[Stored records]

········

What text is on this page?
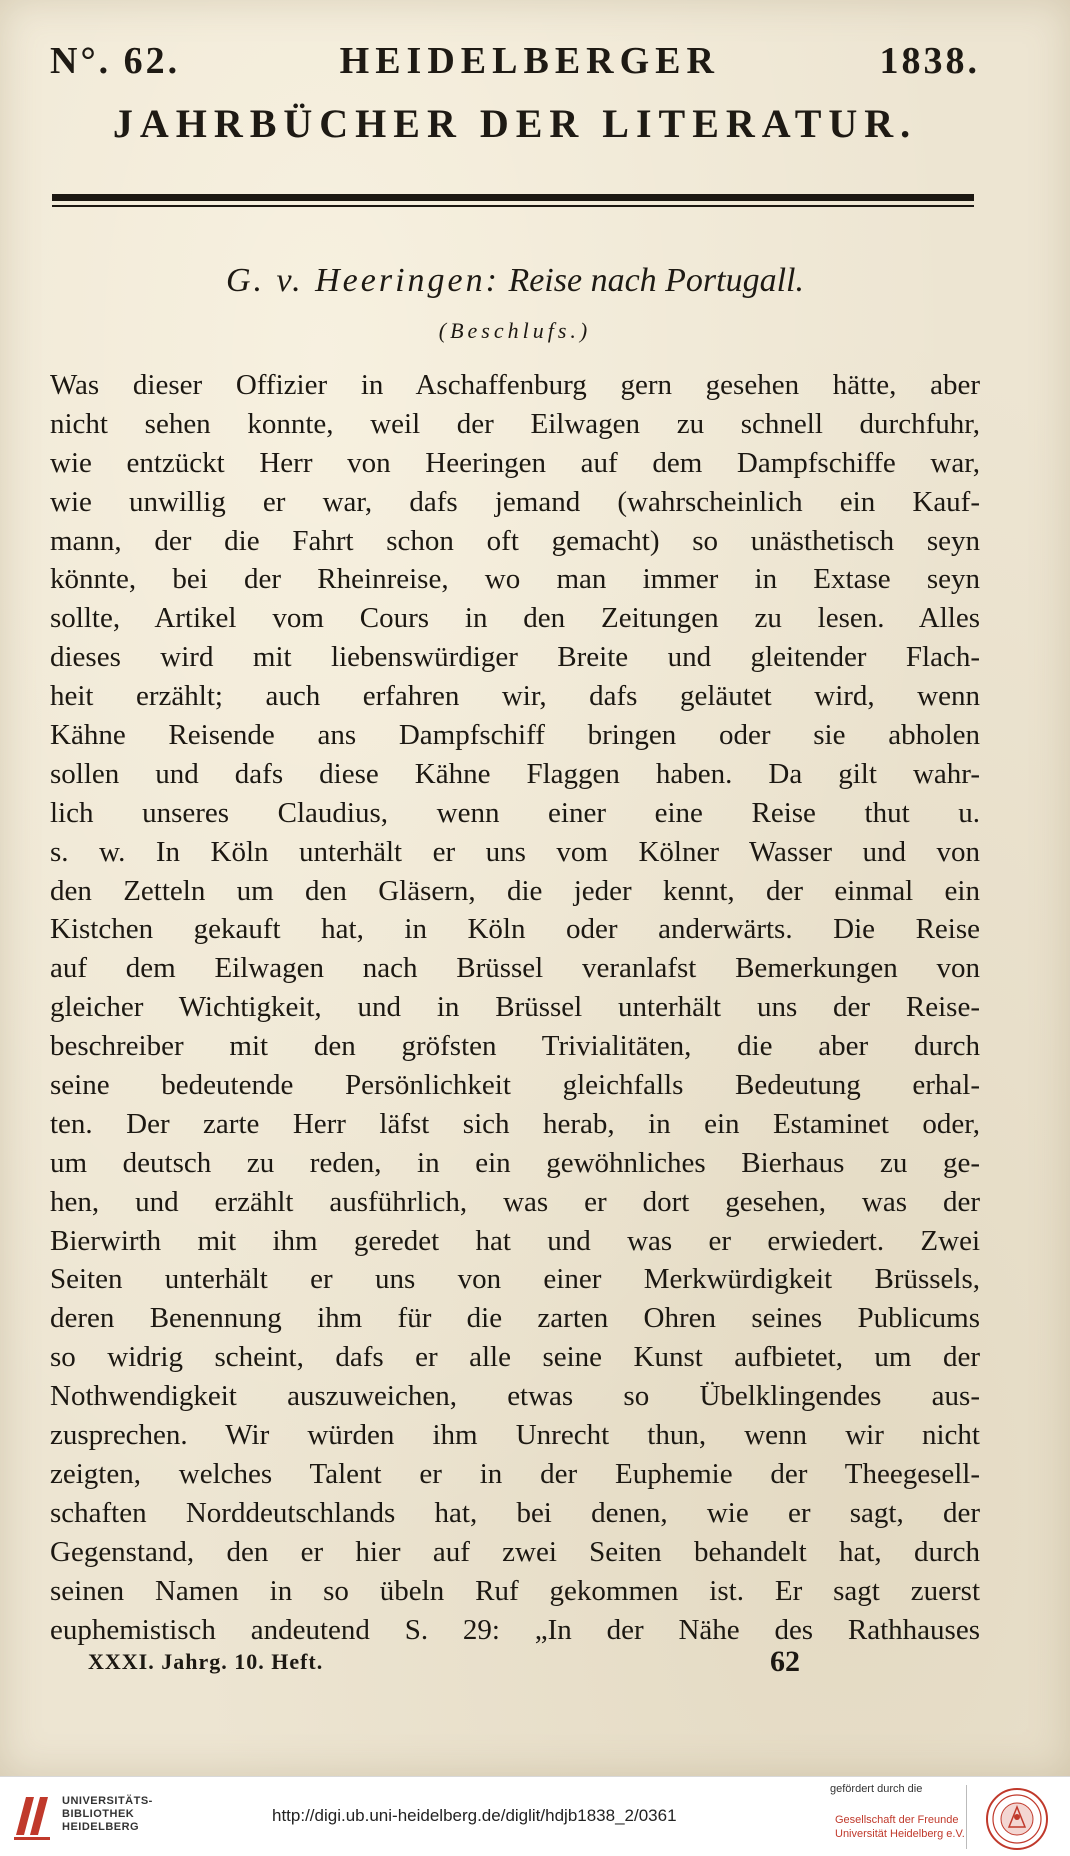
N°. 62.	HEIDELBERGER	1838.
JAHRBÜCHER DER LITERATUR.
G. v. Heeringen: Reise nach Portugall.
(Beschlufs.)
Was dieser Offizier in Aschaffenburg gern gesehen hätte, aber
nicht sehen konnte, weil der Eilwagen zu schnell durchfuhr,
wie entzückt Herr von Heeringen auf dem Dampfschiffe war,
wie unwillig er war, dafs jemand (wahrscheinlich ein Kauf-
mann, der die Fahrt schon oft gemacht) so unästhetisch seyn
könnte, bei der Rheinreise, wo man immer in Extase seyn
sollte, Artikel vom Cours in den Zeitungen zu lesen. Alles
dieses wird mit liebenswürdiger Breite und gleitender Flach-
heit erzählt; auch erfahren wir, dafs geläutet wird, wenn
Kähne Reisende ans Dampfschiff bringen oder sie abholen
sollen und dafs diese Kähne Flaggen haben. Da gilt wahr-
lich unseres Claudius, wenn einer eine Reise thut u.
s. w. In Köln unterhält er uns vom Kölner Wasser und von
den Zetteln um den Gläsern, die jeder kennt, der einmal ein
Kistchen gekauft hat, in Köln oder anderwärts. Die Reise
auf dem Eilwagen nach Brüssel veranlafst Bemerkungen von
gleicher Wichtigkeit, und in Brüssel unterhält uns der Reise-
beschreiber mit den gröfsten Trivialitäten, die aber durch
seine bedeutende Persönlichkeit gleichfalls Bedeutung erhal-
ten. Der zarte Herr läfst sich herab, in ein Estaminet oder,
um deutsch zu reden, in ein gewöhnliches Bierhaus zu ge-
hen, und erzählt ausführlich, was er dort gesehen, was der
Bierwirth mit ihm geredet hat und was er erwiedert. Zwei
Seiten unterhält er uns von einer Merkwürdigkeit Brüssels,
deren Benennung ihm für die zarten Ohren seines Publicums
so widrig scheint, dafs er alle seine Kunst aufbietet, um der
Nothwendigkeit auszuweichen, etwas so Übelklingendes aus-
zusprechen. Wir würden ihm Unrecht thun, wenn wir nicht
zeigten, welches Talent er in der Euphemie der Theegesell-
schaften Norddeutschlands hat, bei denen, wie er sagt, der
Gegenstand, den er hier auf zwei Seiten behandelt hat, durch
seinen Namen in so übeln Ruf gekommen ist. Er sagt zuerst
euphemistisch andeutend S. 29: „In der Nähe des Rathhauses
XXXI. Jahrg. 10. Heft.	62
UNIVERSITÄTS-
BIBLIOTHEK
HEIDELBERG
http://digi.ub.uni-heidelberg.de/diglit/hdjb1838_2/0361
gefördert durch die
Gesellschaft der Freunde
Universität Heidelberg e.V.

········

#### [WHAT IS NEEDED]
Track down every line with the word "Eilwagen" and copy it.

#### [SOLUTION BELOW]
nicht sehen konnte, weil der Eilwagen zu schnell durchfuhr,
auf dem Eilwagen nach Brüssel veranlafst Bemerkungen von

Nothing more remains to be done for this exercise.